# Exercise data start
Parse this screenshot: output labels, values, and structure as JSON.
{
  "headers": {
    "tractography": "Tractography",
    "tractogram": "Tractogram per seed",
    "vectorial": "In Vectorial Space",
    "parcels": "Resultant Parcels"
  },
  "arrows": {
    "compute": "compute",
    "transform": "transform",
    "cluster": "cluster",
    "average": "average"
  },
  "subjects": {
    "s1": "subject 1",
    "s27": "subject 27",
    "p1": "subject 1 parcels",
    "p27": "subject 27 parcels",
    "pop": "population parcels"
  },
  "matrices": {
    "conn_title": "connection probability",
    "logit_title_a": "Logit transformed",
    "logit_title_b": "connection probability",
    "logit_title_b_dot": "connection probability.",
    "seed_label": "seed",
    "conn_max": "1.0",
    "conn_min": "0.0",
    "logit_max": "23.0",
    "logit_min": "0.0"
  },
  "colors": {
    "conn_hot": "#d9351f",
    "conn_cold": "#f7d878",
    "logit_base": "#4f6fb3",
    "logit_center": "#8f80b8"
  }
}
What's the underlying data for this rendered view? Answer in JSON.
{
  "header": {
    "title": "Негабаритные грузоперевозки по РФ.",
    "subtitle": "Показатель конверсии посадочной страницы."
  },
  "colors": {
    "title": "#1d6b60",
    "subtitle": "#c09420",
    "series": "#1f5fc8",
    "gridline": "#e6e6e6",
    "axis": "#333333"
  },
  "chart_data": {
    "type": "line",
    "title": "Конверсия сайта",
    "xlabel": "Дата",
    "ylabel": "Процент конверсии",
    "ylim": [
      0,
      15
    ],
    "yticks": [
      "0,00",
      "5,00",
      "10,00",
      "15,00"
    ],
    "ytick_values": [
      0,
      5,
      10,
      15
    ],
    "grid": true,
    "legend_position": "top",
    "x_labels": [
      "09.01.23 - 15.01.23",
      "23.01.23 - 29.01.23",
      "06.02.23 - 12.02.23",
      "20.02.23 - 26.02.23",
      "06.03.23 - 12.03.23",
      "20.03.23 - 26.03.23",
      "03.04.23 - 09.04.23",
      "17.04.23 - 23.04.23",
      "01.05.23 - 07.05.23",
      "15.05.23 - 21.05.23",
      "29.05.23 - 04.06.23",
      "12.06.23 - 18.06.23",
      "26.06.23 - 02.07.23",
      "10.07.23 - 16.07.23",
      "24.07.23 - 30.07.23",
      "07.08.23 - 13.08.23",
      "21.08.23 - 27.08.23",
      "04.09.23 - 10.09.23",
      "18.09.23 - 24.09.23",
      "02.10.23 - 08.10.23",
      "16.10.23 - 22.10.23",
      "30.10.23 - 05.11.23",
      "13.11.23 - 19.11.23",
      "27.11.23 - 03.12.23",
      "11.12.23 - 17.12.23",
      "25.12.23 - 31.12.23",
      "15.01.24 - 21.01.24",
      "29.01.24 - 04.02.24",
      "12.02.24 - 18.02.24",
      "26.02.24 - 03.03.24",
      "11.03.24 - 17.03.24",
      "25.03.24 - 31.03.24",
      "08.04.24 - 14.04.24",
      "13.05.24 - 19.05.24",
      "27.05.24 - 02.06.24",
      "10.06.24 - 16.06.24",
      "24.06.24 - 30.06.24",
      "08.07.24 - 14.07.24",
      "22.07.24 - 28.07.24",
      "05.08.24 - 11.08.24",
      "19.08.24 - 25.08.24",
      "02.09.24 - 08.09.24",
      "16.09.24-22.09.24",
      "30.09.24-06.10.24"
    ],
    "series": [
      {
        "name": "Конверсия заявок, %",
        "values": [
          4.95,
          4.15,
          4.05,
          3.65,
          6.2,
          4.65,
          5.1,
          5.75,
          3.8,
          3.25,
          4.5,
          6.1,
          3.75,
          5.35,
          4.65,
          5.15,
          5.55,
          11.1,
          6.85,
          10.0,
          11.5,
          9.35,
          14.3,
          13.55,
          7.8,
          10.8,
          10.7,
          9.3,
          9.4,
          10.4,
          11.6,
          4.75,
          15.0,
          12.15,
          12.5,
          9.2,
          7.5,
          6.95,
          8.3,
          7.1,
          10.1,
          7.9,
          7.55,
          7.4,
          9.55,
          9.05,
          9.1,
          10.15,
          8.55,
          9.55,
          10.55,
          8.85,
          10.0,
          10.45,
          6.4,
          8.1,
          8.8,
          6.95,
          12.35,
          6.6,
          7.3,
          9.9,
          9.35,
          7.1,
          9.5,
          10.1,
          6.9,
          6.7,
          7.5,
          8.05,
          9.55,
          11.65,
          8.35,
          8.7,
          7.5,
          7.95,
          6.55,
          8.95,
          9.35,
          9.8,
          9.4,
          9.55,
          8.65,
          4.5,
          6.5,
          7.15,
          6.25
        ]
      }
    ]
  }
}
# Exercise data end
_Task to carry out_
Print all of the entries exactly as they appear.

_Exercise answer_
Parse this screenshot: output labels, values, and structure as JSON.
{
  "headers": {
    "tractography": "Tractography",
    "tractogram": "Tractogram per seed",
    "vectorial": "In Vectorial Space",
    "parcels": "Resultant Parcels"
  },
  "arrows": {
    "compute": "compute",
    "transform": "transform",
    "cluster": "cluster",
    "average": "average"
  },
  "subjects": {
    "s1": "subject 1",
    "s27": "subject 27",
    "p1": "subject 1 parcels",
    "p27": "subject 27 parcels",
    "pop": "population parcels"
  },
  "matrices": {
    "conn_title": "connection probability",
    "logit_title_a": "Logit transformed",
    "logit_title_b": "connection probability",
    "logit_title_b_dot": "connection probability.",
    "seed_label": "seed",
    "conn_max": "1.0",
    "conn_min": "0.0",
    "logit_max": "23.0",
    "logit_min": "0.0"
  },
  "colors": {
    "conn_hot": "#d9351f",
    "conn_cold": "#f7d878",
    "logit_base": "#4f6fb3",
    "logit_center": "#8f80b8"
  }
}
What's the underlying data for this rendered view? Answer in JSON.
{
  "header": {
    "title": "Негабаритные грузоперевозки по РФ.",
    "subtitle": "Показатель конверсии посадочной страницы."
  },
  "colors": {
    "title": "#1d6b60",
    "subtitle": "#c09420",
    "series": "#1f5fc8",
    "gridline": "#e6e6e6",
    "axis": "#333333"
  },
  "chart_data": {
    "type": "line",
    "title": "Конверсия сайта",
    "xlabel": "Дата",
    "ylabel": "Процент конверсии",
    "ylim": [
      0,
      15
    ],
    "yticks": [
      "0,00",
      "5,00",
      "10,00",
      "15,00"
    ],
    "ytick_values": [
      0,
      5,
      10,
      15
    ],
    "grid": true,
    "legend_position": "top",
    "x_labels": [
      "09.01.23 - 15.01.23",
      "23.01.23 - 29.01.23",
      "06.02.23 - 12.02.23",
      "20.02.23 - 26.02.23",
      "06.03.23 - 12.03.23",
      "20.03.23 - 26.03.23",
      "03.04.23 - 09.04.23",
      "17.04.23 - 23.04.23",
      "01.05.23 - 07.05.23",
      "15.05.23 - 21.05.23",
      "29.05.23 - 04.06.23",
      "12.06.23 - 18.06.23",
      "26.06.23 - 02.07.23",
      "10.07.23 - 16.07.23",
      "24.07.23 - 30.07.23",
      "07.08.23 - 13.08.23",
      "21.08.23 - 27.08.23",
      "04.09.23 - 10.09.23",
      "18.09.23 - 24.09.23",
      "02.10.23 - 08.10.23",
      "16.10.23 - 22.10.23",
      "30.10.23 - 05.11.23",
      "13.11.23 - 19.11.23",
      "27.11.23 - 03.12.23",
      "11.12.23 - 17.12.23",
      "25.12.23 - 31.12.23",
      "15.01.24 - 21.01.24",
      "29.01.24 - 04.02.24",
      "12.02.24 - 18.02.24",
      "26.02.24 - 03.03.24",
      "11.03.24 - 17.03.24",
      "25.03.24 - 31.03.24",
      "08.04.24 - 14.04.24",
      "13.05.24 - 19.05.24",
      "27.05.24 - 02.06.24",
      "10.06.24 - 16.06.24",
      "24.06.24 - 30.06.24",
      "08.07.24 - 14.07.24",
      "22.07.24 - 28.07.24",
      "05.08.24 - 11.08.24",
      "19.08.24 - 25.08.24",
      "02.09.24 - 08.09.24",
      "16.09.24-22.09.24",
      "30.09.24-06.10.24"
    ],
    "series": [
      {
        "name": "Конверсия заявок, %",
        "values": [
          4.95,
          4.15,
          4.05,
          3.65,
          6.2,
          4.65,
          5.1,
          5.75,
          3.8,
          3.25,
          4.5,
          6.1,
          3.75,
          5.35,
          4.65,
          5.15,
          5.55,
          11.1,
          6.85,
          10.0,
          11.5,
          9.35,
          14.3,
          13.55,
          7.8,
          10.8,
          10.7,
          9.3,
          9.4,
          10.4,
          11.6,
          4.75,
          15.0,
          12.15,
          12.5,
          9.2,
          7.5,
          6.95,
          8.3,
          7.1,
          10.1,
          7.9,
          7.55,
          7.4,
          9.55,
          9.05,
          9.1,
          10.15,
          8.55,
          9.55,
          10.55,
          8.85,
          10.0,
          10.45,
          6.4,
          8.1,
          8.8,
          6.95,
          12.35,
          6.6,
          7.3,
          9.9,
          9.35,
          7.1,
          9.5,
          10.1,
          6.9,
          6.7,
          7.5,
          8.05,
          9.55,
          11.65,
          8.35,
          8.7,
          7.5,
          7.95,
          6.55,
          8.95,
          9.35,
          9.8,
          9.4,
          9.55,
          8.65,
          4.5,
          6.5,
          7.15,
          6.25
        ]
      }
    ]
  }
}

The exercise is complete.